*Task brief*
Count how many lines of the material below have the word "Muffin" and give only the number.

** Begin Records to process **

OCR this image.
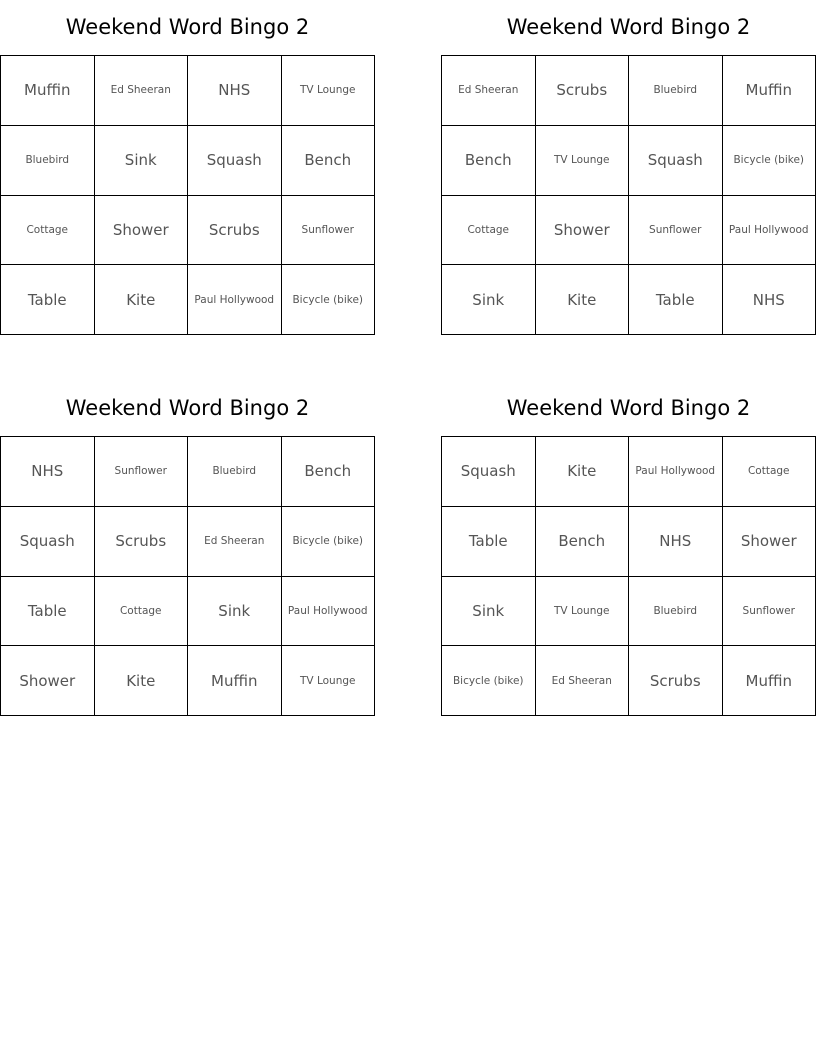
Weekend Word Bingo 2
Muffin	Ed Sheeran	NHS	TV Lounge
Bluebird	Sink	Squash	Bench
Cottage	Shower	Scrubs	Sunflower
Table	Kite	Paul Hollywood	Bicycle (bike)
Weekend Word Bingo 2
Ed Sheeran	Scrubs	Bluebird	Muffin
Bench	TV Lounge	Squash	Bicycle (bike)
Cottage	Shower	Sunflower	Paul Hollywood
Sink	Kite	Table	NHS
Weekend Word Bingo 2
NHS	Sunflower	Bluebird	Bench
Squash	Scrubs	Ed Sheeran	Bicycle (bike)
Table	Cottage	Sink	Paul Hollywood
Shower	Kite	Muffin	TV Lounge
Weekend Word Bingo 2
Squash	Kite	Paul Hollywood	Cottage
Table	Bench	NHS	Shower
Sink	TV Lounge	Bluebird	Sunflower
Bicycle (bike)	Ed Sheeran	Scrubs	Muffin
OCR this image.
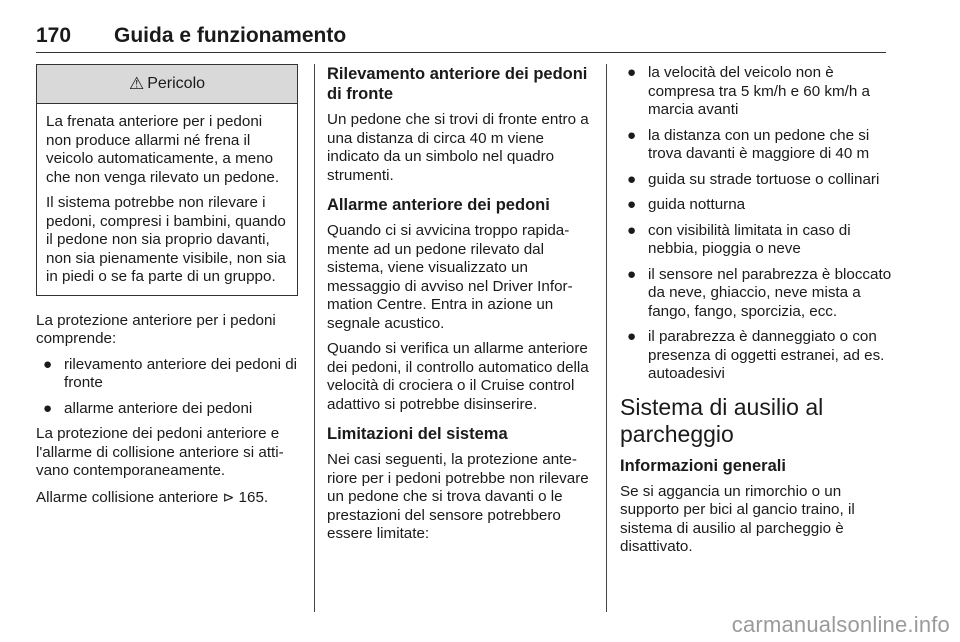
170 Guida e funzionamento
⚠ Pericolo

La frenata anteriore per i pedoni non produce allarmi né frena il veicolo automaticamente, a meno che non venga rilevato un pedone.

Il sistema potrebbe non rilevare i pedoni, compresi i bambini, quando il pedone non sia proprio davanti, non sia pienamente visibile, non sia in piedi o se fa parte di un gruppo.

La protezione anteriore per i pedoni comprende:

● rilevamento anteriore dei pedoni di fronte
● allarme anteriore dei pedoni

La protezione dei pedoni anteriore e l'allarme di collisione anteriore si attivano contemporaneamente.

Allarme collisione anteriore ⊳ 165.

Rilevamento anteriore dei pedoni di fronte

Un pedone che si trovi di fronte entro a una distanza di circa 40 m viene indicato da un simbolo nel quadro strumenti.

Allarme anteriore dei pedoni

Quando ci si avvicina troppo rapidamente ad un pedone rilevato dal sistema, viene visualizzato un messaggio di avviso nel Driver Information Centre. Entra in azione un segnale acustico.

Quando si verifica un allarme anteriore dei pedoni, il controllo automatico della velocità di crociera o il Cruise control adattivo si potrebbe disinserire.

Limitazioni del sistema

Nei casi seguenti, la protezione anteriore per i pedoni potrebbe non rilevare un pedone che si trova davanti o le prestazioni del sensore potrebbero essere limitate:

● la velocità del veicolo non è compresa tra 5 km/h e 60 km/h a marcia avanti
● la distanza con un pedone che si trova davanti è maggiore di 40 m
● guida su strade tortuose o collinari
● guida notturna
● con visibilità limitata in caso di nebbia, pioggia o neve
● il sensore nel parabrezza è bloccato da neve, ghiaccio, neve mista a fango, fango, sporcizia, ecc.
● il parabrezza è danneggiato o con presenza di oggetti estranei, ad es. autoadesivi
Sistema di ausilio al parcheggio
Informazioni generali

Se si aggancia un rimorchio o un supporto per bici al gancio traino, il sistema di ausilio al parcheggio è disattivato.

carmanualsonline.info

** End Records to process **

*The result*
4